— start Data to process —

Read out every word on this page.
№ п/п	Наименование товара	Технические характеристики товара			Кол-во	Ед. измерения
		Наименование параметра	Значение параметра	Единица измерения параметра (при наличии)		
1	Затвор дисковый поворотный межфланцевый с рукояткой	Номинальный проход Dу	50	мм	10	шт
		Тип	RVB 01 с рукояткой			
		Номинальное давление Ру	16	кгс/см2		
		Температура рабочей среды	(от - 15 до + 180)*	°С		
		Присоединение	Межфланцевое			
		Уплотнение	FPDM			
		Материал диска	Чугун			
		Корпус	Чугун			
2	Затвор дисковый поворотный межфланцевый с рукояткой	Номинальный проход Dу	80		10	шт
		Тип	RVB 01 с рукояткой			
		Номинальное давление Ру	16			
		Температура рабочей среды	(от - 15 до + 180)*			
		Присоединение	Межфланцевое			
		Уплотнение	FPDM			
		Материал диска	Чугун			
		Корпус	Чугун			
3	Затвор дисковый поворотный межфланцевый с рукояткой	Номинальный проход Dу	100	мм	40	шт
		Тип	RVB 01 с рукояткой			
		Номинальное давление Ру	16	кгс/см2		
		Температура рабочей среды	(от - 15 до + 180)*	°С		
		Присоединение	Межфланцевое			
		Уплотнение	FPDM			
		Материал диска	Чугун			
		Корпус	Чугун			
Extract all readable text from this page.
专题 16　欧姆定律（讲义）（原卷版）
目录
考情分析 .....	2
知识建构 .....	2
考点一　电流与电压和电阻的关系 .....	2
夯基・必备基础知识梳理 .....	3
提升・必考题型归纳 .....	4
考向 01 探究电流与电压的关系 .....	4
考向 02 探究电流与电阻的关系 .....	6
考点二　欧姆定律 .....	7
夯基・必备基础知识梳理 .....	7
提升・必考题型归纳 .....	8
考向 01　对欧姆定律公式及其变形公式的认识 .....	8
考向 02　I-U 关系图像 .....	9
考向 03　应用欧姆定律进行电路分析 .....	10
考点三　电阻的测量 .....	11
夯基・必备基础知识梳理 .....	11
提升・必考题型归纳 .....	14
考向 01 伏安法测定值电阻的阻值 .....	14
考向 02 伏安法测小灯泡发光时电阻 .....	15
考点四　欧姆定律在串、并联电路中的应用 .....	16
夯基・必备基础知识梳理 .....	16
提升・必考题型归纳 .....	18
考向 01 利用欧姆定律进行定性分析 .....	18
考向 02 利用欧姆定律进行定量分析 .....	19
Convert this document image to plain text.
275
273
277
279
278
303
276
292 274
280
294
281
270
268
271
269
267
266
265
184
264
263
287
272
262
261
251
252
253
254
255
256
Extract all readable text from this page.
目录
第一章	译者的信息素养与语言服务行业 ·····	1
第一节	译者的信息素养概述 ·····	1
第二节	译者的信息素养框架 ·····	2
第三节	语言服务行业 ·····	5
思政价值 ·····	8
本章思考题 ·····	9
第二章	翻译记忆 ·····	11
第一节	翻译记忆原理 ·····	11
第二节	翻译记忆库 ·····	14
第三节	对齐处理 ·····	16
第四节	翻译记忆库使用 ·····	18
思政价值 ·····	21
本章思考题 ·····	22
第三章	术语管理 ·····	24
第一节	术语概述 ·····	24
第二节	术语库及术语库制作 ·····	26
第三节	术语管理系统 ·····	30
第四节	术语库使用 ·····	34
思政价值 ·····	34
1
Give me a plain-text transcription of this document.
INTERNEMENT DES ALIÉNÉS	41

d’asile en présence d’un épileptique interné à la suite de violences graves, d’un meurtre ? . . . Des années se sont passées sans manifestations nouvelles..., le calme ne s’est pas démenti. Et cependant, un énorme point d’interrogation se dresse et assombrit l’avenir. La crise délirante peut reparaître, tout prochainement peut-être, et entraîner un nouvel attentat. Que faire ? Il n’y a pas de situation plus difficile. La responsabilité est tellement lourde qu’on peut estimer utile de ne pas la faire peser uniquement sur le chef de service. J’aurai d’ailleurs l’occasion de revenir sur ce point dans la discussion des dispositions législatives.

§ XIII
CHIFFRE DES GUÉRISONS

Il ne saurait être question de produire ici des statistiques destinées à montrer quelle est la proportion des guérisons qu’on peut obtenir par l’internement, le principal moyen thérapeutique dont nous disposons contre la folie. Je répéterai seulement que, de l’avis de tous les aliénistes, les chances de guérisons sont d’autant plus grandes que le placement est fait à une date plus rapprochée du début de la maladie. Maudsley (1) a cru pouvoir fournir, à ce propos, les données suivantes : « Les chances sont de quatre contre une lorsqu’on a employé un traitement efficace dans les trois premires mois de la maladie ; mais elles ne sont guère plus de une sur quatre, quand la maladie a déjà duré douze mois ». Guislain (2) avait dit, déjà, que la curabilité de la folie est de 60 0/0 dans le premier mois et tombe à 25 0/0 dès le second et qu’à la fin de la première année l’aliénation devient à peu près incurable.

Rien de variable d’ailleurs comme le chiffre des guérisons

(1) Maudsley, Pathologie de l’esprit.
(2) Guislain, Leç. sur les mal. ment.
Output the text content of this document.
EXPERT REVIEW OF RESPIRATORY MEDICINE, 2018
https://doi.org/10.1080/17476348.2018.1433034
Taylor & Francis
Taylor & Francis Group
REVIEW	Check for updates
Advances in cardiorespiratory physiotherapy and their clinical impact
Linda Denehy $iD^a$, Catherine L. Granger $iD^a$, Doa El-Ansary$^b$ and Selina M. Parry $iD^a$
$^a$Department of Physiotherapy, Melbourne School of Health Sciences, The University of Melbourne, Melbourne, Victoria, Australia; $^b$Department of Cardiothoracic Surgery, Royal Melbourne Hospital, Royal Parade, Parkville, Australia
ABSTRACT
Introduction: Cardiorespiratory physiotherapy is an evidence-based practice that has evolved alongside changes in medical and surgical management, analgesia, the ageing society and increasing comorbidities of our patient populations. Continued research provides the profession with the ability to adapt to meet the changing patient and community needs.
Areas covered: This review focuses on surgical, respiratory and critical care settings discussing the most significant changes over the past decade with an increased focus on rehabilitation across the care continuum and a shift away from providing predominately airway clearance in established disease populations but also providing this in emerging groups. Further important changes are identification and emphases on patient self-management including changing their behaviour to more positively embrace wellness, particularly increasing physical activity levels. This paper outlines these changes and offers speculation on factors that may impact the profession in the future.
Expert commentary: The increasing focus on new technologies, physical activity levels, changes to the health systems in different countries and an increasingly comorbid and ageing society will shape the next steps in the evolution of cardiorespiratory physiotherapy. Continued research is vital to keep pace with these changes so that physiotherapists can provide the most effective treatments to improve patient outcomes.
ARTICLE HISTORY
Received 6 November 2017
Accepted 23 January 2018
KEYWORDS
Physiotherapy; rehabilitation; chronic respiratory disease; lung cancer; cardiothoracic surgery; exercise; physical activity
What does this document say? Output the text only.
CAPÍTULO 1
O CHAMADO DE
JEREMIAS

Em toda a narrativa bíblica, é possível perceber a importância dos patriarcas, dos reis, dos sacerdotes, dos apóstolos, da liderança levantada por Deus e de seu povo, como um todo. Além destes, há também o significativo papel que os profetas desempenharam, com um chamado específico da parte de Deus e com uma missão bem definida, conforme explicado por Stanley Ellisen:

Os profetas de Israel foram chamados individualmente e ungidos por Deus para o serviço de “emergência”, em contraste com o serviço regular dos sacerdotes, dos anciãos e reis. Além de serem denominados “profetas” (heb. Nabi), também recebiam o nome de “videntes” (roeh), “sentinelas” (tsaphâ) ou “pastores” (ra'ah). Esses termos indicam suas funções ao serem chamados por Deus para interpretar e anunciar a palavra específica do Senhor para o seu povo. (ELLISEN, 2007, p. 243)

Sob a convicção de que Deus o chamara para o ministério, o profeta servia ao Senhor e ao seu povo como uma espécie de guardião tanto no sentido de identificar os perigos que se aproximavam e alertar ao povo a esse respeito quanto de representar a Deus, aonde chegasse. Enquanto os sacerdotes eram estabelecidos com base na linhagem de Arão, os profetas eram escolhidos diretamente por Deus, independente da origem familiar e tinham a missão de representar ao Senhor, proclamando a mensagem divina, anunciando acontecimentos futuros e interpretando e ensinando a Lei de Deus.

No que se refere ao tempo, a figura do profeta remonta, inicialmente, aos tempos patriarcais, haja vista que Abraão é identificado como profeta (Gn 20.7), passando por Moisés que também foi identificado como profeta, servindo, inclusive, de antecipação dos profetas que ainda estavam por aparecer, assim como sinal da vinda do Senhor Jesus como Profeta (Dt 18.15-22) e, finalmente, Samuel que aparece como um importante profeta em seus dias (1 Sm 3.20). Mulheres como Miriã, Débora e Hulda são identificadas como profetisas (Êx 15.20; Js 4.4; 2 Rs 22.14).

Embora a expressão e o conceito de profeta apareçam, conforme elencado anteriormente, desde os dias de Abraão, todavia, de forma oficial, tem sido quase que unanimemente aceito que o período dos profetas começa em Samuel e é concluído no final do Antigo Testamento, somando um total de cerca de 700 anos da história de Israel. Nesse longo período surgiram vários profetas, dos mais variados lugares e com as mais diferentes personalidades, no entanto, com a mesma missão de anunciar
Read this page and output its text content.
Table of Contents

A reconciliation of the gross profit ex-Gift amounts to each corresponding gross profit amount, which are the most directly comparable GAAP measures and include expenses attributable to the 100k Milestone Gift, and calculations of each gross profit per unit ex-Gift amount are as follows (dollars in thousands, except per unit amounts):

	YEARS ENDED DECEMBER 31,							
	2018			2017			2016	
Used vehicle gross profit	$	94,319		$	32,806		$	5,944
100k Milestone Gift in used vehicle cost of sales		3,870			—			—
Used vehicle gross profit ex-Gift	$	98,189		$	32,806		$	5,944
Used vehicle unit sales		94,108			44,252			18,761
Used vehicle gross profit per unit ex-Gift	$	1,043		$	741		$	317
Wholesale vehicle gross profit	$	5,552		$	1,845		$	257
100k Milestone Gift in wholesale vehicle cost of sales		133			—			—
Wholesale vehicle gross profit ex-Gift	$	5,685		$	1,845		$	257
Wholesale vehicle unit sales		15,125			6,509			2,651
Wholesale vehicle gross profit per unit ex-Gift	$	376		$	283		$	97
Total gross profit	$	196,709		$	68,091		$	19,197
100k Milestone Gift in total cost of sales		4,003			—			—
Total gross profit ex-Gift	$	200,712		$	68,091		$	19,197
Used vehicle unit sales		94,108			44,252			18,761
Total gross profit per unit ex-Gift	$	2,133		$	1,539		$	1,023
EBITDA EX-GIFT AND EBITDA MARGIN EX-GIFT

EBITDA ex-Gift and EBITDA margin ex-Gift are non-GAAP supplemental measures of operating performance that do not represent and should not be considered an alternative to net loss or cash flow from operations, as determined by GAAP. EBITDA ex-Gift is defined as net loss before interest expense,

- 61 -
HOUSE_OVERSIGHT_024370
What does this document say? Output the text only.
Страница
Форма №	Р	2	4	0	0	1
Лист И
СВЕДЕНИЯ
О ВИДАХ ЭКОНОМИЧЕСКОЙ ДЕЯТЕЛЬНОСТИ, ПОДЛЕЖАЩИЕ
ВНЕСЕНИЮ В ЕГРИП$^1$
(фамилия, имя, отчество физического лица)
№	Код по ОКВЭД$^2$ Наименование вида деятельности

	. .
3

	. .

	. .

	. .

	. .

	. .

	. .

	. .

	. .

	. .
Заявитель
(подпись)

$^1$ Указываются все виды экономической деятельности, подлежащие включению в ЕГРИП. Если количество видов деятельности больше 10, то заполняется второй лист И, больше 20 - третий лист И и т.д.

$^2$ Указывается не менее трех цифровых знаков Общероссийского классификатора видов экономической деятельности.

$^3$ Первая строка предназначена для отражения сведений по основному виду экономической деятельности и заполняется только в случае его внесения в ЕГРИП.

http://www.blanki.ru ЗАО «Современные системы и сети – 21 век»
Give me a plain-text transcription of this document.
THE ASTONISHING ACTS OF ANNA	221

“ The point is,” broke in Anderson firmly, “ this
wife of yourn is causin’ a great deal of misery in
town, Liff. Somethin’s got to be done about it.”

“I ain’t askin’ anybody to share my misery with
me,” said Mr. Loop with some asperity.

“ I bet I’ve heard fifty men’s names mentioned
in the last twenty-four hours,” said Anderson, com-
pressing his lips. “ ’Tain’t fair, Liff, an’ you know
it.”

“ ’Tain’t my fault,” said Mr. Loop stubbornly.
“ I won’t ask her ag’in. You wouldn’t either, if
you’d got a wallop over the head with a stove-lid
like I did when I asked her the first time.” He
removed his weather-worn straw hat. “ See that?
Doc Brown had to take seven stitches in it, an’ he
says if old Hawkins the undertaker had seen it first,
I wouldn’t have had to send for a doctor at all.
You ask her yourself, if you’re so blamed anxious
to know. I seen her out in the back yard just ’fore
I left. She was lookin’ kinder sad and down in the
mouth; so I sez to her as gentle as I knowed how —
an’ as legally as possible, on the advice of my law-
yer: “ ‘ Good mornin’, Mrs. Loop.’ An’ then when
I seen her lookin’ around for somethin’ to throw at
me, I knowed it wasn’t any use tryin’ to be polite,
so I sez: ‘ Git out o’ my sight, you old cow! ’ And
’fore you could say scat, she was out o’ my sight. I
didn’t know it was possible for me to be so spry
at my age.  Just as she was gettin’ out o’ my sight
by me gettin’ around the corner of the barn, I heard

— end Data to process —

• What the task asks: Copy and report every line where the word "заполняется" is present.

• Answer for the task:
$^1$ Указываются все виды экономической деятельности, подлежащие включению в ЕГРИП. Если количество видов деятельности больше 10, то заполняется второй лист И, больше 20 - третий лист И и т.д.
$^3$ Первая строка предназначена для отражения сведений по основному виду экономической деятельности и заполняется только в случае его внесения в ЕГРИП.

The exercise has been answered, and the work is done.